> Given data:
# # # # #
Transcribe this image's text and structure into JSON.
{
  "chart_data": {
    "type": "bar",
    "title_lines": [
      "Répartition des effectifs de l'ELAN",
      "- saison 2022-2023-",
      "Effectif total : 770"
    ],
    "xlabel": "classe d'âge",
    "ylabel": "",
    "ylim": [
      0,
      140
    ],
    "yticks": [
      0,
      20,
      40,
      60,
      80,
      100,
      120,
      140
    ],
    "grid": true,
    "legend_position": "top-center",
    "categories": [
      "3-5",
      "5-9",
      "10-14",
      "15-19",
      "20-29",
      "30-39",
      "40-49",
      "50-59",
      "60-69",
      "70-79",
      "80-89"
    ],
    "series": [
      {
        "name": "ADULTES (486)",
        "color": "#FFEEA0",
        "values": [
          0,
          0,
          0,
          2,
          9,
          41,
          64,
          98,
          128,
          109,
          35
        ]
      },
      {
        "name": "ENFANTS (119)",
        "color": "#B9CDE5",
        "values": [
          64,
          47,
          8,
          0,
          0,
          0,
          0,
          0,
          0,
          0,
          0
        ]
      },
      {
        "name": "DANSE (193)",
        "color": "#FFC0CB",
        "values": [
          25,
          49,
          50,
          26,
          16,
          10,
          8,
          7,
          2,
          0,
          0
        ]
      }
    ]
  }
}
# # # # #
> The request: Output the data above exactly, please, line for line.

> Full solution:
Transcribe this image's text and structure into JSON.
{
  "chart_data": {
    "type": "bar",
    "title_lines": [
      "Répartition des effectifs de l'ELAN",
      "- saison 2022-2023-",
      "Effectif total : 770"
    ],
    "xlabel": "classe d'âge",
    "ylabel": "",
    "ylim": [
      0,
      140
    ],
    "yticks": [
      0,
      20,
      40,
      60,
      80,
      100,
      120,
      140
    ],
    "grid": true,
    "legend_position": "top-center",
    "categories": [
      "3-5",
      "5-9",
      "10-14",
      "15-19",
      "20-29",
      "30-39",
      "40-49",
      "50-59",
      "60-69",
      "70-79",
      "80-89"
    ],
    "series": [
      {
        "name": "ADULTES (486)",
        "color": "#FFEEA0",
        "values": [
          0,
          0,
          0,
          2,
          9,
          41,
          64,
          98,
          128,
          109,
          35
        ]
      },
      {
        "name": "ENFANTS (119)",
        "color": "#B9CDE5",
        "values": [
          64,
          47,
          8,
          0,
          0,
          0,
          0,
          0,
          0,
          0,
          0
        ]
      },
      {
        "name": "DANSE (193)",
        "color": "#FFC0CB",
        "values": [
          25,
          49,
          50,
          26,
          16,
          10,
          8,
          7,
          2,
          0,
          0
        ]
      }
    ]
  }
}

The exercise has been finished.